● **What you are asked to do**: Reproduce the whole listing, character for character.

● **Source records**:
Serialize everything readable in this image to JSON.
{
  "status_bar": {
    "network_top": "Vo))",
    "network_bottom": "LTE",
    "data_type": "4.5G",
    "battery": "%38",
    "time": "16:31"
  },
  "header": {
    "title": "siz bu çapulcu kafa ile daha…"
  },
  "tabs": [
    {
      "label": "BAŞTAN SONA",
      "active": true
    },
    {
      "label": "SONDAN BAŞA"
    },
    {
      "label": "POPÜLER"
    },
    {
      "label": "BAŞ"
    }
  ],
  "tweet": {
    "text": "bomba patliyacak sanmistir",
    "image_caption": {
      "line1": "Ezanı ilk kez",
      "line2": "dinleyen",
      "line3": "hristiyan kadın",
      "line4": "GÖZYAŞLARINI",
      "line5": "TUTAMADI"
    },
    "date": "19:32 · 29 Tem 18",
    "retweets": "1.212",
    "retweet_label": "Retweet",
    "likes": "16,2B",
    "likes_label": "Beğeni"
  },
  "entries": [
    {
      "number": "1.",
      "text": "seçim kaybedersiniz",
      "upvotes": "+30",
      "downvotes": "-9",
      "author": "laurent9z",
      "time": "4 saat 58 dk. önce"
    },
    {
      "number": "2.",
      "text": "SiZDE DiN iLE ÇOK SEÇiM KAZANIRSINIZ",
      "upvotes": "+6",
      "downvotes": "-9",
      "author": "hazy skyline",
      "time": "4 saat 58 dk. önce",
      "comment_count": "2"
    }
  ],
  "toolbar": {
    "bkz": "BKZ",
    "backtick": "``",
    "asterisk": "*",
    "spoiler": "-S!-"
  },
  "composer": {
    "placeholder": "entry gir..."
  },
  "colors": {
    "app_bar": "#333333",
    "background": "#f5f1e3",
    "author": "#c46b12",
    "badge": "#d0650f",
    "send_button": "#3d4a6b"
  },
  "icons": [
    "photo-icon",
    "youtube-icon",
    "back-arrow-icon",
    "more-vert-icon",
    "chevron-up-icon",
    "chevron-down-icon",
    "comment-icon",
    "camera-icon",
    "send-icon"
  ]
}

● **Full output**:
Serialize everything readable in this image to JSON.
{
  "status_bar": {
    "network_top": "Vo))",
    "network_bottom": "LTE",
    "data_type": "4.5G",
    "battery": "%38",
    "time": "16:31"
  },
  "header": {
    "title": "siz bu çapulcu kafa ile daha…"
  },
  "tabs": [
    {
      "label": "BAŞTAN SONA",
      "active": true
    },
    {
      "label": "SONDAN BAŞA"
    },
    {
      "label": "POPÜLER"
    },
    {
      "label": "BAŞ"
    }
  ],
  "tweet": {
    "text": "bomba patliyacak sanmistir",
    "image_caption": {
      "line1": "Ezanı ilk kez",
      "line2": "dinleyen",
      "line3": "hristiyan kadın",
      "line4": "GÖZYAŞLARINI",
      "line5": "TUTAMADI"
    },
    "date": "19:32 · 29 Tem 18",
    "retweets": "1.212",
    "retweet_label": "Retweet",
    "likes": "16,2B",
    "likes_label": "Beğeni"
  },
  "entries": [
    {
      "number": "1.",
      "text": "seçim kaybedersiniz",
      "upvotes": "+30",
      "downvotes": "-9",
      "author": "laurent9z",
      "time": "4 saat 58 dk. önce"
    },
    {
      "number": "2.",
      "text": "SiZDE DiN iLE ÇOK SEÇiM KAZANIRSINIZ",
      "upvotes": "+6",
      "downvotes": "-9",
      "author": "hazy skyline",
      "time": "4 saat 58 dk. önce",
      "comment_count": "2"
    }
  ],
  "toolbar": {
    "bkz": "BKZ",
    "backtick": "``",
    "asterisk": "*",
    "spoiler": "-S!-"
  },
  "composer": {
    "placeholder": "entry gir..."
  },
  "colors": {
    "app_bar": "#333333",
    "background": "#f5f1e3",
    "author": "#c46b12",
    "badge": "#d0650f",
    "send_button": "#3d4a6b"
  },
  "icons": [
    "photo-icon",
    "youtube-icon",
    "back-arrow-icon",
    "more-vert-icon",
    "chevron-up-icon",
    "chevron-down-icon",
    "comment-icon",
    "camera-icon",
    "send-icon"
  ]
}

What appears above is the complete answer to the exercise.